--- BEGIN Supplied data ---

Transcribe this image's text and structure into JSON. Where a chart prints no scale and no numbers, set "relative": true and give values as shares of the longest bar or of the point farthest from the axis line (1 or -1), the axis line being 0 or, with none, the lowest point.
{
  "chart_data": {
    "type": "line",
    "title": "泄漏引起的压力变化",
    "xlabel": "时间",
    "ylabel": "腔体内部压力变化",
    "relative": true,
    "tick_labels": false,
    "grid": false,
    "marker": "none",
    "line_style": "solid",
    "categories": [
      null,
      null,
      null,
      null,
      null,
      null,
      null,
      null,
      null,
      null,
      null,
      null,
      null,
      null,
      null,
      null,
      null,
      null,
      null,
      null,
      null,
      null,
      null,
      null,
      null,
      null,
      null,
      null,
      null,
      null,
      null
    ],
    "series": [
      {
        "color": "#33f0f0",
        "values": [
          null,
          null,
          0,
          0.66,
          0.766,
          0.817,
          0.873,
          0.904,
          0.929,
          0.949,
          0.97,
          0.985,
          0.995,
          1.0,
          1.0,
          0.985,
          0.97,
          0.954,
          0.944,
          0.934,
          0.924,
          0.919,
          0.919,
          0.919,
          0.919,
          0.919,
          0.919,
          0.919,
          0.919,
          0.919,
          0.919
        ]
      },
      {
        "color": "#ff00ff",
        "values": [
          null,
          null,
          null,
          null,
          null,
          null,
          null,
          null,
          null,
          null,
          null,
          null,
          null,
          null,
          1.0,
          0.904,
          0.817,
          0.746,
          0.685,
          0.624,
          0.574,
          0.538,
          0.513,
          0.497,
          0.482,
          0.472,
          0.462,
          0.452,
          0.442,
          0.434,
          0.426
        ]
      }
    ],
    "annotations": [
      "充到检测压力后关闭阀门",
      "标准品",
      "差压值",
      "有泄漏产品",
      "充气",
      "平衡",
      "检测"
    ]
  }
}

--- END Supplied data ---

- _Task to complete_: Provide an exact reproduction of all the entries shown above.

- _Answer_:
Transcribe this image's text and structure into JSON. Where a chart prints no scale and no numbers, set "relative": true and give values as shares of the longest bar or of the point farthest from the axis line (1 or -1), the axis line being 0 or, with none, the lowest point.
{
  "chart_data": {
    "type": "line",
    "title": "泄漏引起的压力变化",
    "xlabel": "时间",
    "ylabel": "腔体内部压力变化",
    "relative": true,
    "tick_labels": false,
    "grid": false,
    "marker": "none",
    "line_style": "solid",
    "categories": [
      null,
      null,
      null,
      null,
      null,
      null,
      null,
      null,
      null,
      null,
      null,
      null,
      null,
      null,
      null,
      null,
      null,
      null,
      null,
      null,
      null,
      null,
      null,
      null,
      null,
      null,
      null,
      null,
      null,
      null,
      null
    ],
    "series": [
      {
        "color": "#33f0f0",
        "values": [
          null,
          null,
          0,
          0.66,
          0.766,
          0.817,
          0.873,
          0.904,
          0.929,
          0.949,
          0.97,
          0.985,
          0.995,
          1.0,
          1.0,
          0.985,
          0.97,
          0.954,
          0.944,
          0.934,
          0.924,
          0.919,
          0.919,
          0.919,
          0.919,
          0.919,
          0.919,
          0.919,
          0.919,
          0.919,
          0.919
        ]
      },
      {
        "color": "#ff00ff",
        "values": [
          null,
          null,
          null,
          null,
          null,
          null,
          null,
          null,
          null,
          null,
          null,
          null,
          null,
          null,
          1.0,
          0.904,
          0.817,
          0.746,
          0.685,
          0.624,
          0.574,
          0.538,
          0.513,
          0.497,
          0.482,
          0.472,
          0.462,
          0.452,
          0.442,
          0.434,
          0.426
        ]
      }
    ],
    "annotations": [
      "充到检测压力后关闭阀门",
      "标准品",
      "差压值",
      "有泄漏产品",
      "充气",
      "平衡",
      "检测"
    ]
  }
}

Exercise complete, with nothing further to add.